>> begin

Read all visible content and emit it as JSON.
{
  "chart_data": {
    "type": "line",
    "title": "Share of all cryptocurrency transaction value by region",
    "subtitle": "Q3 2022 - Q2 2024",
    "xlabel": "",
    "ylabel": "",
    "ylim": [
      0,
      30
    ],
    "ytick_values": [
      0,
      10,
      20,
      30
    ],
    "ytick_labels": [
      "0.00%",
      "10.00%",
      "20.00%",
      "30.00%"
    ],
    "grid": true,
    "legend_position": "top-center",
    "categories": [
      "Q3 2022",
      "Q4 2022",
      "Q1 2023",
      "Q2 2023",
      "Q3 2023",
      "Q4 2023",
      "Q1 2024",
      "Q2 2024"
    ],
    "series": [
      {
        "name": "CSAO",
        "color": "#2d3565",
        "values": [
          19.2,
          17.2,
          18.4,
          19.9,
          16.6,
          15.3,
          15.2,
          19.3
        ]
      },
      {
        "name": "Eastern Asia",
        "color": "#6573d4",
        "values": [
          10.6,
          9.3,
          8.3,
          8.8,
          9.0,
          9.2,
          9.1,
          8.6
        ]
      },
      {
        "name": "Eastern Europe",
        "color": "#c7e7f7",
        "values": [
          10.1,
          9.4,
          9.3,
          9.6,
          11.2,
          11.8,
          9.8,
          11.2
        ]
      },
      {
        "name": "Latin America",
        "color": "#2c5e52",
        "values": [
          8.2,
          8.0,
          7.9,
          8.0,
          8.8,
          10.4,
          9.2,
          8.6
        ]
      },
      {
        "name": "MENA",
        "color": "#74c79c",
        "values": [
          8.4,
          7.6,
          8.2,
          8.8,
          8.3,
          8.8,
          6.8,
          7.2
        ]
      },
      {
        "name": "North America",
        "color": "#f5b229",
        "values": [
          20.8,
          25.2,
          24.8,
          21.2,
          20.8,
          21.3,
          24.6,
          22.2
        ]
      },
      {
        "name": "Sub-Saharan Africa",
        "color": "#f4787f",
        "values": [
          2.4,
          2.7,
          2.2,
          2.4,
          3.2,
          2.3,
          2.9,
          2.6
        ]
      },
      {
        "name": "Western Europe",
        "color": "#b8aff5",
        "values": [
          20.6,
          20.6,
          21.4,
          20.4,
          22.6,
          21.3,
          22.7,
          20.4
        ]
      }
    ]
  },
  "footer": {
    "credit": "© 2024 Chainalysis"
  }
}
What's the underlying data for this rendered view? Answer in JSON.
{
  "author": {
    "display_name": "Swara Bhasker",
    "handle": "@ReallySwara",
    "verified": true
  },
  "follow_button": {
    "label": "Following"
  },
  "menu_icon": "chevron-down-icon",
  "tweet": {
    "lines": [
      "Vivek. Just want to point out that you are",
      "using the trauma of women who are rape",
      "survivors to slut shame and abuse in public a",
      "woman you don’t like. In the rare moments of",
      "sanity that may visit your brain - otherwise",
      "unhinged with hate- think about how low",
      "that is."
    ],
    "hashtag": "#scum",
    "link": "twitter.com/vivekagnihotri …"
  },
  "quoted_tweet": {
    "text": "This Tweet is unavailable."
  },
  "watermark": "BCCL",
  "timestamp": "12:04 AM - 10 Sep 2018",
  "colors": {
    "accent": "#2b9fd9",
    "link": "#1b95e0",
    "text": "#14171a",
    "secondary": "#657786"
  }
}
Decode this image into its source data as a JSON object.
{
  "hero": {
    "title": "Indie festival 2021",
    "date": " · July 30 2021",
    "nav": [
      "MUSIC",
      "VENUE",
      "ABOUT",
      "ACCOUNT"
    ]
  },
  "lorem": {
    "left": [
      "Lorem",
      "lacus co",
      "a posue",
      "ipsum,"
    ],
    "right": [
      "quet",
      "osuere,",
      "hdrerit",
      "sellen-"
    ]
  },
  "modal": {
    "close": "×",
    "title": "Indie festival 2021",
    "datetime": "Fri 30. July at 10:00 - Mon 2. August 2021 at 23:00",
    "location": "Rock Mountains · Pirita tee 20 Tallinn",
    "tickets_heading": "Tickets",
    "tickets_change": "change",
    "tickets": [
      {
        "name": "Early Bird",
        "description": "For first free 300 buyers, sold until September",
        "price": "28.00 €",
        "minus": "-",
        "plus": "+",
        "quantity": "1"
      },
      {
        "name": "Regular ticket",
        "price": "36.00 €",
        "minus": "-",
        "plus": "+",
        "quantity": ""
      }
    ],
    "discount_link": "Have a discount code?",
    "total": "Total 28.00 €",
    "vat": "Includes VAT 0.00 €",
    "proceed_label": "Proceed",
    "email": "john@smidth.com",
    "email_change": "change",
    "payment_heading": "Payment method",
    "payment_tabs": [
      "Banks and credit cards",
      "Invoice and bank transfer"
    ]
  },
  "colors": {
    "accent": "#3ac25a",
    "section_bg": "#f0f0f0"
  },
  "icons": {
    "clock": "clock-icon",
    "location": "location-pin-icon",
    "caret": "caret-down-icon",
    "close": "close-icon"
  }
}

>> end

**What is required:**
Extract the complete listing verbatim.

**Reply:**
Read all visible content and emit it as JSON.
{
  "chart_data": {
    "type": "line",
    "title": "Share of all cryptocurrency transaction value by region",
    "subtitle": "Q3 2022 - Q2 2024",
    "xlabel": "",
    "ylabel": "",
    "ylim": [
      0,
      30
    ],
    "ytick_values": [
      0,
      10,
      20,
      30
    ],
    "ytick_labels": [
      "0.00%",
      "10.00%",
      "20.00%",
      "30.00%"
    ],
    "grid": true,
    "legend_position": "top-center",
    "categories": [
      "Q3 2022",
      "Q4 2022",
      "Q1 2023",
      "Q2 2023",
      "Q3 2023",
      "Q4 2023",
      "Q1 2024",
      "Q2 2024"
    ],
    "series": [
      {
        "name": "CSAO",
        "color": "#2d3565",
        "values": [
          19.2,
          17.2,
          18.4,
          19.9,
          16.6,
          15.3,
          15.2,
          19.3
        ]
      },
      {
        "name": "Eastern Asia",
        "color": "#6573d4",
        "values": [
          10.6,
          9.3,
          8.3,
          8.8,
          9.0,
          9.2,
          9.1,
          8.6
        ]
      },
      {
        "name": "Eastern Europe",
        "color": "#c7e7f7",
        "values": [
          10.1,
          9.4,
          9.3,
          9.6,
          11.2,
          11.8,
          9.8,
          11.2
        ]
      },
      {
        "name": "Latin America",
        "color": "#2c5e52",
        "values": [
          8.2,
          8.0,
          7.9,
          8.0,
          8.8,
          10.4,
          9.2,
          8.6
        ]
      },
      {
        "name": "MENA",
        "color": "#74c79c",
        "values": [
          8.4,
          7.6,
          8.2,
          8.8,
          8.3,
          8.8,
          6.8,
          7.2
        ]
      },
      {
        "name": "North America",
        "color": "#f5b229",
        "values": [
          20.8,
          25.2,
          24.8,
          21.2,
          20.8,
          21.3,
          24.6,
          22.2
        ]
      },
      {
        "name": "Sub-Saharan Africa",
        "color": "#f4787f",
        "values": [
          2.4,
          2.7,
          2.2,
          2.4,
          3.2,
          2.3,
          2.9,
          2.6
        ]
      },
      {
        "name": "Western Europe",
        "color": "#b8aff5",
        "values": [
          20.6,
          20.6,
          21.4,
          20.4,
          22.6,
          21.3,
          22.7,
          20.4
        ]
      }
    ]
  },
  "footer": {
    "credit": "© 2024 Chainalysis"
  }
}
What's the underlying data for this rendered view? Answer in JSON.
{
  "author": {
    "display_name": "Swara Bhasker",
    "handle": "@ReallySwara",
    "verified": true
  },
  "follow_button": {
    "label": "Following"
  },
  "menu_icon": "chevron-down-icon",
  "tweet": {
    "lines": [
      "Vivek. Just want to point out that you are",
      "using the trauma of women who are rape",
      "survivors to slut shame and abuse in public a",
      "woman you don’t like. In the rare moments of",
      "sanity that may visit your brain - otherwise",
      "unhinged with hate- think about how low",
      "that is."
    ],
    "hashtag": "#scum",
    "link": "twitter.com/vivekagnihotri …"
  },
  "quoted_tweet": {
    "text": "This Tweet is unavailable."
  },
  "watermark": "BCCL",
  "timestamp": "12:04 AM - 10 Sep 2018",
  "colors": {
    "accent": "#2b9fd9",
    "link": "#1b95e0",
    "text": "#14171a",
    "secondary": "#657786"
  }
}
Decode this image into its source data as a JSON object.
{
  "hero": {
    "title": "Indie festival 2021",
    "date": " · July 30 2021",
    "nav": [
      "MUSIC",
      "VENUE",
      "ABOUT",
      "ACCOUNT"
    ]
  },
  "lorem": {
    "left": [
      "Lorem",
      "lacus co",
      "a posue",
      "ipsum,"
    ],
    "right": [
      "quet",
      "osuere,",
      "hdrerit",
      "sellen-"
    ]
  },
  "modal": {
    "close": "×",
    "title": "Indie festival 2021",
    "datetime": "Fri 30. July at 10:00 - Mon 2. August 2021 at 23:00",
    "location": "Rock Mountains · Pirita tee 20 Tallinn",
    "tickets_heading": "Tickets",
    "tickets_change": "change",
    "tickets": [
      {
        "name": "Early Bird",
        "description": "For first free 300 buyers, sold until September",
        "price": "28.00 €",
        "minus": "-",
        "plus": "+",
        "quantity": "1"
      },
      {
        "name": "Regular ticket",
        "price": "36.00 €",
        "minus": "-",
        "plus": "+",
        "quantity": ""
      }
    ],
    "discount_link": "Have a discount code?",
    "total": "Total 28.00 €",
    "vat": "Includes VAT 0.00 €",
    "proceed_label": "Proceed",
    "email": "john@smidth.com",
    "email_change": "change",
    "payment_heading": "Payment method",
    "payment_tabs": [
      "Banks and credit cards",
      "Invoice and bank transfer"
    ]
  },
  "colors": {
    "accent": "#3ac25a",
    "section_bg": "#f0f0f0"
  },
  "icons": {
    "clock": "clock-icon",
    "location": "location-pin-icon",
    "caret": "caret-down-icon",
    "close": "close-icon"
  }
}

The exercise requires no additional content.